Material to process:

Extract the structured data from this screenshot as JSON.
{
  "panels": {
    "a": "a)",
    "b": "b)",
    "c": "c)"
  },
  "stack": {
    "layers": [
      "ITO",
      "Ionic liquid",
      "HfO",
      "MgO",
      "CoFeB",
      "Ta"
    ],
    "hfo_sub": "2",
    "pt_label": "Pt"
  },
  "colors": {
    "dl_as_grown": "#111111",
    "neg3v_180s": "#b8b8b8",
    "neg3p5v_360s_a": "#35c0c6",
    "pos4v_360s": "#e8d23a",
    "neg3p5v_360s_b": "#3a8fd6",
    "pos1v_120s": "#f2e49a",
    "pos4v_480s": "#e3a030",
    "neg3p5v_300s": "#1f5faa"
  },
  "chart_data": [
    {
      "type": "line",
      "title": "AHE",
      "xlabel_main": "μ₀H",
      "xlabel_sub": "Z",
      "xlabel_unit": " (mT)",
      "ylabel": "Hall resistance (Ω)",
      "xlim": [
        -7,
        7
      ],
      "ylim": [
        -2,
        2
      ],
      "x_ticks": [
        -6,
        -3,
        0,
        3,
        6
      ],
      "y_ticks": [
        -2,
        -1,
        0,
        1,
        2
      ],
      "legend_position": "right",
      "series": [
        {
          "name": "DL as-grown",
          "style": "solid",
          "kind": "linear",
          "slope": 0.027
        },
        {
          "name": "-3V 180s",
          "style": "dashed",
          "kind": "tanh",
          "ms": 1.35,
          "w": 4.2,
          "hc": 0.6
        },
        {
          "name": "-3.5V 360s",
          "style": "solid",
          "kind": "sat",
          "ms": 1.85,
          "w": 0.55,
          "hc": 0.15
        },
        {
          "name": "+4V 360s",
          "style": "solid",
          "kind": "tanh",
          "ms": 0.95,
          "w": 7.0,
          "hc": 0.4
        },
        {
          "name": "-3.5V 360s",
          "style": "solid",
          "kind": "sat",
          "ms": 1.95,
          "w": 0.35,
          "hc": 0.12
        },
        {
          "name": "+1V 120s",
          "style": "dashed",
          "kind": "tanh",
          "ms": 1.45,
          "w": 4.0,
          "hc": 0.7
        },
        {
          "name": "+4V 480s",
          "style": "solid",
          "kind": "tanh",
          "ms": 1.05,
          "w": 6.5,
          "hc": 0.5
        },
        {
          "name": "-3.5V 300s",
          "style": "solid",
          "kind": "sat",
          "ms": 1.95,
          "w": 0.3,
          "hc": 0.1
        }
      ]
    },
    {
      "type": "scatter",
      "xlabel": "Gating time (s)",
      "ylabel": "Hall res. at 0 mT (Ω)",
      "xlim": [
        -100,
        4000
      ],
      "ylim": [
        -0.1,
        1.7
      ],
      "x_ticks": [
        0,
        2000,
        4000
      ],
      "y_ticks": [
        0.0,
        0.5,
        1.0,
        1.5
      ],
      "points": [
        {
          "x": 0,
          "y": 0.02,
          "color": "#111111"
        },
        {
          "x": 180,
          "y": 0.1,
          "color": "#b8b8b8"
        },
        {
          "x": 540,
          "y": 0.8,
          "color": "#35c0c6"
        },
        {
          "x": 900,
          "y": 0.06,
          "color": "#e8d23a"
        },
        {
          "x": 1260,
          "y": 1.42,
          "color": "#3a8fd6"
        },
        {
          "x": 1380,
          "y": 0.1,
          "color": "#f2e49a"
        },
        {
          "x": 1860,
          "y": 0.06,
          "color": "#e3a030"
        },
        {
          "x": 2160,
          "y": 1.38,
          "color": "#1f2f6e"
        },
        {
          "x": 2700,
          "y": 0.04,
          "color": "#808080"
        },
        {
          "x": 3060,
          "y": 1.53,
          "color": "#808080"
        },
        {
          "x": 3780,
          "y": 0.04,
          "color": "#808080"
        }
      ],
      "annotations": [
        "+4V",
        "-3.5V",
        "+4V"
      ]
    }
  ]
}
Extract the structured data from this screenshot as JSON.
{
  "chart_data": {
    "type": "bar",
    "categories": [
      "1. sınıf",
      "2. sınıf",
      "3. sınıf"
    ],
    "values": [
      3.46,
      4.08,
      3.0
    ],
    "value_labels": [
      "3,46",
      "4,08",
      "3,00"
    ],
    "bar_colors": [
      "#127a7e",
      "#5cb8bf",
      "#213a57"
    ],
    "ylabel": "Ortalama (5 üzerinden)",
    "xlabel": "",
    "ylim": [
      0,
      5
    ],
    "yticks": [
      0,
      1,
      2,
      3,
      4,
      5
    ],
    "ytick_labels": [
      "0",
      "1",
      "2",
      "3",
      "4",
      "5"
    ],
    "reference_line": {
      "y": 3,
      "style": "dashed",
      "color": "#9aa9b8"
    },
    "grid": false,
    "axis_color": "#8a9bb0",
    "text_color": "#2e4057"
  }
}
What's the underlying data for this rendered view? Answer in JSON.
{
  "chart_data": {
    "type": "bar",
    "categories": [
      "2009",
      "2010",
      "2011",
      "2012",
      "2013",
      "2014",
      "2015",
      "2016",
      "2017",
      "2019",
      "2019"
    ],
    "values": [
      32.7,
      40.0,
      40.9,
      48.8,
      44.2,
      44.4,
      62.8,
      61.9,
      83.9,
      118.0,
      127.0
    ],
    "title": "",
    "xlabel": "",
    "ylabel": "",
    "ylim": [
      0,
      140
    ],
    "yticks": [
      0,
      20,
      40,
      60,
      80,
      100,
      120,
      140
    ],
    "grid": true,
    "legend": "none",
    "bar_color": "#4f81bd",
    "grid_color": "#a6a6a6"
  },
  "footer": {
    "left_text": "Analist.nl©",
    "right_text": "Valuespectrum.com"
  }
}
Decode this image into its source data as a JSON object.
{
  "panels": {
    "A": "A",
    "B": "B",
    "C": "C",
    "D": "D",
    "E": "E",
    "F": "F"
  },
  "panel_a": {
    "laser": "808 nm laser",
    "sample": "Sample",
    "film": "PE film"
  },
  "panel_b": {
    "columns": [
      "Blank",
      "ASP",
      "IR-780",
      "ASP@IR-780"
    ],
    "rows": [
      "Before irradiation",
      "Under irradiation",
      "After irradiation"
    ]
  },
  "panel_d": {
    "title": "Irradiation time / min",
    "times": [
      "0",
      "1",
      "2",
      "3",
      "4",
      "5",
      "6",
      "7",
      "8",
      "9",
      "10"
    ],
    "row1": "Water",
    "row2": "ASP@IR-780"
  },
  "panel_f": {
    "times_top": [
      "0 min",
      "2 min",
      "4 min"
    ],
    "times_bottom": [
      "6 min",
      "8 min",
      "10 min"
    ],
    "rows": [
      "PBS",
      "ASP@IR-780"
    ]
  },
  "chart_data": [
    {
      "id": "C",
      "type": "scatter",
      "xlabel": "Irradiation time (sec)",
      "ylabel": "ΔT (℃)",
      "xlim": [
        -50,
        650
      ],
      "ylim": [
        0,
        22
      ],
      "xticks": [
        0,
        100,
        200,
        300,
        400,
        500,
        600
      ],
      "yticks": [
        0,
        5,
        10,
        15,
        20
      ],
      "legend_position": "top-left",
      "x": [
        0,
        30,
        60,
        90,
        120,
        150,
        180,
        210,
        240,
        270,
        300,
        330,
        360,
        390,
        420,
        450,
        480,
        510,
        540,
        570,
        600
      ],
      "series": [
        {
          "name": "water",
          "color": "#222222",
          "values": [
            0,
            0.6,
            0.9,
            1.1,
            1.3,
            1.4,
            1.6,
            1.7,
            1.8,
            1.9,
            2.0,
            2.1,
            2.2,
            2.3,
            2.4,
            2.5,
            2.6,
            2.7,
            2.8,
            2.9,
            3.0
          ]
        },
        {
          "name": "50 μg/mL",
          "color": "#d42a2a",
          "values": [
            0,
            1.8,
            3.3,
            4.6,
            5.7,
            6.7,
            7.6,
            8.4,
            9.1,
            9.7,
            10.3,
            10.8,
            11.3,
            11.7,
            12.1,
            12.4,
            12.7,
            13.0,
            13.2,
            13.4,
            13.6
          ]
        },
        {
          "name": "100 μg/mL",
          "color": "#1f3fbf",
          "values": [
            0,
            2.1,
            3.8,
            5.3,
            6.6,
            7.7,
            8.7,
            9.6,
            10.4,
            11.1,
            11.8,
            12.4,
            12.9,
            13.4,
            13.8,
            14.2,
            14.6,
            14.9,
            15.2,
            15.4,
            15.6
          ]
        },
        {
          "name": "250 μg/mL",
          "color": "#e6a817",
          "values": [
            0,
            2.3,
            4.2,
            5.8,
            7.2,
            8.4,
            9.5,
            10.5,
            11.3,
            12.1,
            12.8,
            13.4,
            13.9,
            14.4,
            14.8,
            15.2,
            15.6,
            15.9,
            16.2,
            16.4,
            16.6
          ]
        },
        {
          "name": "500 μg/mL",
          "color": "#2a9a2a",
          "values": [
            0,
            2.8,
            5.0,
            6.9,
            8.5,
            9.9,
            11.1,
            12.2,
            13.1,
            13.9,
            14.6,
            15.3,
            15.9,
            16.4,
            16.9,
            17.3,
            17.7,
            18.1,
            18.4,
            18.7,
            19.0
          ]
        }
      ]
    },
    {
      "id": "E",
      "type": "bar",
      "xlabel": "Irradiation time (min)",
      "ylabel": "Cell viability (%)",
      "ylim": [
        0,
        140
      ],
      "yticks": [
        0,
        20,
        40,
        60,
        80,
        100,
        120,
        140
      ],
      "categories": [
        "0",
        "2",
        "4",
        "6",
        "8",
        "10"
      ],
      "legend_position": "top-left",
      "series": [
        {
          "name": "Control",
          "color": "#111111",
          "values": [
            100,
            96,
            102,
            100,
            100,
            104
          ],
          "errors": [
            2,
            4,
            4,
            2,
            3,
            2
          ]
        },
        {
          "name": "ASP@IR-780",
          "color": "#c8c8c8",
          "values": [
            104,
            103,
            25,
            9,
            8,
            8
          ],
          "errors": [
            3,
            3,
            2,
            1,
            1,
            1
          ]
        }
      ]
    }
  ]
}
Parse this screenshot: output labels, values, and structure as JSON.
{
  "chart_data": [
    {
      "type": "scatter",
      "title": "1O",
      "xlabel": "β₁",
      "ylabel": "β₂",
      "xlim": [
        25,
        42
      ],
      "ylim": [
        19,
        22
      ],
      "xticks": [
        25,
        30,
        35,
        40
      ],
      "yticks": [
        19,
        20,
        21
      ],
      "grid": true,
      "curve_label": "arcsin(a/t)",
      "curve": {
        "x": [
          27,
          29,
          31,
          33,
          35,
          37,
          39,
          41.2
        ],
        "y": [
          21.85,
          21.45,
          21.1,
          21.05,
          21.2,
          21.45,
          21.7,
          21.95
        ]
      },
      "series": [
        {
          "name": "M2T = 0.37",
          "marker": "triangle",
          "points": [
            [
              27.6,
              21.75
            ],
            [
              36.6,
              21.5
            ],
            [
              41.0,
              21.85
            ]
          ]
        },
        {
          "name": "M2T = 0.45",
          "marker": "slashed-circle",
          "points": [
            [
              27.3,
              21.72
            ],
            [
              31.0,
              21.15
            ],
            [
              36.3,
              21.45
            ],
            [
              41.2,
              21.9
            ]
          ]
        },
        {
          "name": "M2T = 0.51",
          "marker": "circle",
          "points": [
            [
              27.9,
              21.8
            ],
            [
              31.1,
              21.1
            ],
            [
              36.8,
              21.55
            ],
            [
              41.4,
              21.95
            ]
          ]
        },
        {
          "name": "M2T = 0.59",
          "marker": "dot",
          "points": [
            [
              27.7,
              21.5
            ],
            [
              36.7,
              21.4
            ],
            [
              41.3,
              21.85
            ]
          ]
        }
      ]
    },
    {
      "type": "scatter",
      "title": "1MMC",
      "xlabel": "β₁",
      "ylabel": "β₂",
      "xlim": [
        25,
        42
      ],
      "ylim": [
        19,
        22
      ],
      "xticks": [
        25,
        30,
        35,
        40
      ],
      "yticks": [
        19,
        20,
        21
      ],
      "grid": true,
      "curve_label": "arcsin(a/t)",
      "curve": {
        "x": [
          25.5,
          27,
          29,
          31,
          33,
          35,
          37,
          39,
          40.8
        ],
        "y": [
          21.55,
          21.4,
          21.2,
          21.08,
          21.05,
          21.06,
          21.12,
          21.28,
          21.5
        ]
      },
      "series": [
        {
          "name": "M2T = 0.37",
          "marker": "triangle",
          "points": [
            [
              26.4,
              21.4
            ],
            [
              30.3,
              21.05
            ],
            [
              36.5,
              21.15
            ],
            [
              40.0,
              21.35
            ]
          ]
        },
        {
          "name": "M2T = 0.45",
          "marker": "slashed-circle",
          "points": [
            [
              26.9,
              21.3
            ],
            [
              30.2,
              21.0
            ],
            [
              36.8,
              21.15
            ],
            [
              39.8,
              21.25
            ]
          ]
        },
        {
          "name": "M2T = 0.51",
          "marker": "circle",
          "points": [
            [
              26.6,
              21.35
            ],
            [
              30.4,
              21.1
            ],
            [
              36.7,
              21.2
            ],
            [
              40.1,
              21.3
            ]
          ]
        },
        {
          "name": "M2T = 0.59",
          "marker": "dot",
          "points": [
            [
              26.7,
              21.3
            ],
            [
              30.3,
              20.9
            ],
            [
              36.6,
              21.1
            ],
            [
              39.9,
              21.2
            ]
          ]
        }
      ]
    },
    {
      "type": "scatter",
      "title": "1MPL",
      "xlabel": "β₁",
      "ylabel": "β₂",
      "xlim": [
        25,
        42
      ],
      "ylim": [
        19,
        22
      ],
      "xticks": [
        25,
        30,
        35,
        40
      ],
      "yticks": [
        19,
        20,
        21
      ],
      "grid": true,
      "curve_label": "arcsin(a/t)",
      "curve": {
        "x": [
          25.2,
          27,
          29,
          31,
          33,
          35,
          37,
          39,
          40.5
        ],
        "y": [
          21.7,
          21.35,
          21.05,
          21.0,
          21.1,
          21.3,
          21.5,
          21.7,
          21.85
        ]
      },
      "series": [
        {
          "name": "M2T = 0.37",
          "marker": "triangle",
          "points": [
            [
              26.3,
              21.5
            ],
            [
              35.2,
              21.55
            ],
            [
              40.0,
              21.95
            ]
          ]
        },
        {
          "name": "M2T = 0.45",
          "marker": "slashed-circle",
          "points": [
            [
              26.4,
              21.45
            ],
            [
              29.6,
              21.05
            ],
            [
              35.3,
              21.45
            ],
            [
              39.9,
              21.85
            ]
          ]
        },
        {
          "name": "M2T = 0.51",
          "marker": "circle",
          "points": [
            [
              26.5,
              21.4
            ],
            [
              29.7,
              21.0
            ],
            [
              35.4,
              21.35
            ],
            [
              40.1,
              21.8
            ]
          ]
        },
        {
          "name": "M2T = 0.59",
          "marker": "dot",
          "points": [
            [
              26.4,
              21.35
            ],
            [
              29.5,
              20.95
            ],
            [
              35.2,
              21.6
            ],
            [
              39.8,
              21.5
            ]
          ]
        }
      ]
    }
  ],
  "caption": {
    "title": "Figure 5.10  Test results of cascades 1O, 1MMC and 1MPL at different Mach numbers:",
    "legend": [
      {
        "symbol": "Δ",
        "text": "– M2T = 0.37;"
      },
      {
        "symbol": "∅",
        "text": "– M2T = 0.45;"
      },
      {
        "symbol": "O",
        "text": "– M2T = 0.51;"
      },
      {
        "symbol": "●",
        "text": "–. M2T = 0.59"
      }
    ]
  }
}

Short problem: Among the entries, how many lines contain the string "ylabel"? Give the number without anything else.

Answer to the task: 9